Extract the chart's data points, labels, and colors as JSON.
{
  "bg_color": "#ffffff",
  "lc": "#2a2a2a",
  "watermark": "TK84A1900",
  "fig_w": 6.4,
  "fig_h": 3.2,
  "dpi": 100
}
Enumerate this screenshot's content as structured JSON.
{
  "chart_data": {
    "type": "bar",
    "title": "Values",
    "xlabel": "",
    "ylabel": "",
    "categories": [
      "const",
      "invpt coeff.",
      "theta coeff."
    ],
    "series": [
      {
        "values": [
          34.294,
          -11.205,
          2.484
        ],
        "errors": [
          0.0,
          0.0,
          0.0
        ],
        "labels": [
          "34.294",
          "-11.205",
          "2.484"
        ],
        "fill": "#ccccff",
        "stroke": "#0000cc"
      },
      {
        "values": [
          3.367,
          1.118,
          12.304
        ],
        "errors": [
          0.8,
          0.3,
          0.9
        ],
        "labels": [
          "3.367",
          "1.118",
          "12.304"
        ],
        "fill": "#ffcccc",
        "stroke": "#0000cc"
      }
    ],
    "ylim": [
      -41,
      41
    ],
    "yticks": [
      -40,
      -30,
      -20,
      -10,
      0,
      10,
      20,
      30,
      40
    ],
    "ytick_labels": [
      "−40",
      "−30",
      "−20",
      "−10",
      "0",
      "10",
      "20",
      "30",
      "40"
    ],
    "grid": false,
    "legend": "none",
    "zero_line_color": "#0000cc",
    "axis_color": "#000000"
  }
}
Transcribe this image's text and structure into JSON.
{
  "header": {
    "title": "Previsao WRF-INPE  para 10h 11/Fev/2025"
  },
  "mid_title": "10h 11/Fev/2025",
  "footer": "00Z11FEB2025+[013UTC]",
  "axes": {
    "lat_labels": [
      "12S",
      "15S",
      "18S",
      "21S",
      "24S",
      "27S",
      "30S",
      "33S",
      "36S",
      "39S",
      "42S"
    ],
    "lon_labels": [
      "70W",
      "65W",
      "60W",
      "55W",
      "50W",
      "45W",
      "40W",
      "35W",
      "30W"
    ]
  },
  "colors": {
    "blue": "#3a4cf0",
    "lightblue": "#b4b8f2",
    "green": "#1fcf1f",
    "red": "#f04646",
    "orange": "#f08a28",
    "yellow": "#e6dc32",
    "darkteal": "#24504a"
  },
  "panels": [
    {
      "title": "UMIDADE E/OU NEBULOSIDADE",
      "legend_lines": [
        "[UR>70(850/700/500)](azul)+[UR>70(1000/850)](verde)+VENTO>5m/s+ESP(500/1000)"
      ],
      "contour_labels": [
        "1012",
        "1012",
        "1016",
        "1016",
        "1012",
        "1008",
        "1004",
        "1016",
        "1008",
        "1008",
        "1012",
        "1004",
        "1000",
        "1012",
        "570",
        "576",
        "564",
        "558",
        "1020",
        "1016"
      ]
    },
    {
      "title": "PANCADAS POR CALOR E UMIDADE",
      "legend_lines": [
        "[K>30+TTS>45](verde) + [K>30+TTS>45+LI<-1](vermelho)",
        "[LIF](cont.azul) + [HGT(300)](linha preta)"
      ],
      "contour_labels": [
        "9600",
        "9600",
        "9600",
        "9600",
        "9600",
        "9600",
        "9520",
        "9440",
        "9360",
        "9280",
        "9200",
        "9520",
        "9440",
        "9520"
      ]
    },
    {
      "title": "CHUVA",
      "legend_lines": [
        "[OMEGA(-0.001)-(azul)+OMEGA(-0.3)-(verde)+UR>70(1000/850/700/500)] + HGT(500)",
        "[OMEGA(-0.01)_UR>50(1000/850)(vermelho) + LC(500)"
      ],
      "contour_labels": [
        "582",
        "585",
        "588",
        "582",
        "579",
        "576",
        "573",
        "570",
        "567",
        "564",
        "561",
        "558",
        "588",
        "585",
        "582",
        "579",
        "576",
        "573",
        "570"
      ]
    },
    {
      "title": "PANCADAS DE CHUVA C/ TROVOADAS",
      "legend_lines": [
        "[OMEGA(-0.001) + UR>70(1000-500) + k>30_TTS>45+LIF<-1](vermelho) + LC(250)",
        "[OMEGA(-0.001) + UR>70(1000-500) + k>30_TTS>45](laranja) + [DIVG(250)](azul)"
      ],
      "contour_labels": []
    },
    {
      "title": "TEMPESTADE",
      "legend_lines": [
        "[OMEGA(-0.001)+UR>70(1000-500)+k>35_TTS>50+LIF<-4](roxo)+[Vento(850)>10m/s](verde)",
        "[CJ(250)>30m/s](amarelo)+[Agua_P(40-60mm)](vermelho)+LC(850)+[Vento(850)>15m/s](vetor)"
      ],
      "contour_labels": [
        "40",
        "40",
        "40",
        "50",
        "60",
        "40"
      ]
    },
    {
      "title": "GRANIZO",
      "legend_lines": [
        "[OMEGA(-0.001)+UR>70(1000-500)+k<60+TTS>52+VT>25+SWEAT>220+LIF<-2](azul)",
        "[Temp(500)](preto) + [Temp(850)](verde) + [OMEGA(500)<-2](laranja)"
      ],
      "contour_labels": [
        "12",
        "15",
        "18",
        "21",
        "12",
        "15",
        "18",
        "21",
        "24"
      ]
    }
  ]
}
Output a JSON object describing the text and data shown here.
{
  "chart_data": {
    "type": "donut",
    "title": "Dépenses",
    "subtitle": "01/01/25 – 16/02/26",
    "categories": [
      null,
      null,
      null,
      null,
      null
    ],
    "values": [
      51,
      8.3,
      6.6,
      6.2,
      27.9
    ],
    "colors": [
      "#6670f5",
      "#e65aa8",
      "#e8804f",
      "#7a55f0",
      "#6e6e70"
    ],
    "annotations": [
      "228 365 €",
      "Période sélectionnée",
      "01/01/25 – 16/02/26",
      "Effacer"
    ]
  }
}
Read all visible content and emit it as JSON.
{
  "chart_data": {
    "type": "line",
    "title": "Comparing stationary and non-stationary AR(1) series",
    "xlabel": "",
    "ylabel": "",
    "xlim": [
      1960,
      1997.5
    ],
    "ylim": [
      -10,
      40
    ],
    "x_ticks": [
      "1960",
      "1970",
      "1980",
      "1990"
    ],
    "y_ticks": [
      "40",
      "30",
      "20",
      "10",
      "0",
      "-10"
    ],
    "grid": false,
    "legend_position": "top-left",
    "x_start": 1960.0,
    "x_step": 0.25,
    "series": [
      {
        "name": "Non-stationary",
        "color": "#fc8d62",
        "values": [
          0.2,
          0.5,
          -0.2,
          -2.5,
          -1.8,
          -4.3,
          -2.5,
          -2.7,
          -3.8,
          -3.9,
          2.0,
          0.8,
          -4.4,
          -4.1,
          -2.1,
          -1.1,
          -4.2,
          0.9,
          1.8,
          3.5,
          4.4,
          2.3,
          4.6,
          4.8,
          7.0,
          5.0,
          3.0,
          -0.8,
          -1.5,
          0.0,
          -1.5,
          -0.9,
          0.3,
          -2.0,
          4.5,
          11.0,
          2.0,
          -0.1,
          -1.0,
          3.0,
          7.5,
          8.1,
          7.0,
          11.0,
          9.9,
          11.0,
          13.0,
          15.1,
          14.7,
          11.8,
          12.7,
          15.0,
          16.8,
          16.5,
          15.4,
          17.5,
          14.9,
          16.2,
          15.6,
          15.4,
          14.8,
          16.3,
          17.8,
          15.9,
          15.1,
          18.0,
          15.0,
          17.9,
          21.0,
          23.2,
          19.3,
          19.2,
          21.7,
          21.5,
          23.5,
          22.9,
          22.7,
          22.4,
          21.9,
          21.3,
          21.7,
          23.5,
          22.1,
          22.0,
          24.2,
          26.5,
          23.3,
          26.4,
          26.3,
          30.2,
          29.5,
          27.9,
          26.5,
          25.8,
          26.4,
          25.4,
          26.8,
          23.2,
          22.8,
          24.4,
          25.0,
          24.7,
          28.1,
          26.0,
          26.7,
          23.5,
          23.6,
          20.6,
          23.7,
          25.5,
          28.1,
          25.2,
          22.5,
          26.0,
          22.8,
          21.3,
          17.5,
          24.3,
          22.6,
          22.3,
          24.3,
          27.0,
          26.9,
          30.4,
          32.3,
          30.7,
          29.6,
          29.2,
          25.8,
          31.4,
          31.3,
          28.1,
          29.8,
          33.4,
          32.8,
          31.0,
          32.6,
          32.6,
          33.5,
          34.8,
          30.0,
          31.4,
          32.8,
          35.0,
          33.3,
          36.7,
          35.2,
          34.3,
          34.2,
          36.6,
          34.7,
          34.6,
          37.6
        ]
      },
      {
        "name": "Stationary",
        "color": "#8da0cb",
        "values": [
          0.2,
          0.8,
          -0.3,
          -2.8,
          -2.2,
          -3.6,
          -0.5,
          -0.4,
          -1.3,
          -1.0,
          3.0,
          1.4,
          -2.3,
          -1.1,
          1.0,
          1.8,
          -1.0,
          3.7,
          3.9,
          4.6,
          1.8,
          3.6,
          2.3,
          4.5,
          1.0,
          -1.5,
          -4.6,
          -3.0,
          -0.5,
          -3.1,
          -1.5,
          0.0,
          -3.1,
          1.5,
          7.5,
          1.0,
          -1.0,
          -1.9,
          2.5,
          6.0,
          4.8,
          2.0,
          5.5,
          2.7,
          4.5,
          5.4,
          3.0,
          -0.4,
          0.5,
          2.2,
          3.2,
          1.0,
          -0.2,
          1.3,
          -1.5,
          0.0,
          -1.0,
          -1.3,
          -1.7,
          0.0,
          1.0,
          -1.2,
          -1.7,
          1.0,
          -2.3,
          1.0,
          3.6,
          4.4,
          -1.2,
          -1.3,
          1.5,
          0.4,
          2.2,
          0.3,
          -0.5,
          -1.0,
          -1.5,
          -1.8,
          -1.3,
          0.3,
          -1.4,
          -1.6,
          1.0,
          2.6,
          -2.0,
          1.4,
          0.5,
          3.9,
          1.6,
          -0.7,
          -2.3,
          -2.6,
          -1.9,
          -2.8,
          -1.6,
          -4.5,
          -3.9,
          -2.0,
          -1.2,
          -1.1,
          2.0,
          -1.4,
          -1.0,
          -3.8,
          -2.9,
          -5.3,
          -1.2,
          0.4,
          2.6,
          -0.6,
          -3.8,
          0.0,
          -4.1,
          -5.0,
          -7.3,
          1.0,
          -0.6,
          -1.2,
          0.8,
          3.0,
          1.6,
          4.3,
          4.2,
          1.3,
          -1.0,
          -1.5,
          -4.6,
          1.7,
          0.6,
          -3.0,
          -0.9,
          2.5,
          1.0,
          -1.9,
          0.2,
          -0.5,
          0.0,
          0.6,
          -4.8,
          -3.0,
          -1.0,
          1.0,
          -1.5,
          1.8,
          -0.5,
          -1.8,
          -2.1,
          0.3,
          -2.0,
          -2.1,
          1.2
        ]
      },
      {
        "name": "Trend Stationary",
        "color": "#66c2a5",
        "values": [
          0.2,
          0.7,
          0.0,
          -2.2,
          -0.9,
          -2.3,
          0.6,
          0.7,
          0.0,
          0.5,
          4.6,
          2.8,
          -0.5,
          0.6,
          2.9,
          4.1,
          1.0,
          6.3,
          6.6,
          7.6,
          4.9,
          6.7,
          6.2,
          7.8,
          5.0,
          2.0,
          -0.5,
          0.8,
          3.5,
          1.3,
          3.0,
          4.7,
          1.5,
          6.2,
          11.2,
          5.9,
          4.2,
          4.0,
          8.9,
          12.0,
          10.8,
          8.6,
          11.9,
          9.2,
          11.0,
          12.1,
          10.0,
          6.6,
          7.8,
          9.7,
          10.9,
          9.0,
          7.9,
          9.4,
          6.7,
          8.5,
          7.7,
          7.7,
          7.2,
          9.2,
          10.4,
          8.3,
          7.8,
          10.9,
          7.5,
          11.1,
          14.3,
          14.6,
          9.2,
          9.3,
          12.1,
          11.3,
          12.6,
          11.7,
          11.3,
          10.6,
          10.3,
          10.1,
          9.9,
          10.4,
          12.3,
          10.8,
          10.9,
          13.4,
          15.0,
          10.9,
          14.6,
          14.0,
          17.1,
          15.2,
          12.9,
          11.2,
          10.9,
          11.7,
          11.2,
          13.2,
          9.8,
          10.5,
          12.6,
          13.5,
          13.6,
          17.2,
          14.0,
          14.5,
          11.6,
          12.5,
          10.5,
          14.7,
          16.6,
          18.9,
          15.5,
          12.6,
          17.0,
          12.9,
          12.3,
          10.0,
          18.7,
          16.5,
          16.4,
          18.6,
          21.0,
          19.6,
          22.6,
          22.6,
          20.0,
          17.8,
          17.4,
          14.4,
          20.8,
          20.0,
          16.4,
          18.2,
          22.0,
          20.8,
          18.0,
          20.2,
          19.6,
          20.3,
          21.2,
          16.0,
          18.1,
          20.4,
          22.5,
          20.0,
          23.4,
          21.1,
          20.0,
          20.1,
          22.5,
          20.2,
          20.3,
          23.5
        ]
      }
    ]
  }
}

* What you should do *
Make a copy of each line that contains the string "this".

* Complete answer *
Enumerate this screenshot's content as structured JSON.
Transcribe this image's text and structure into JSON.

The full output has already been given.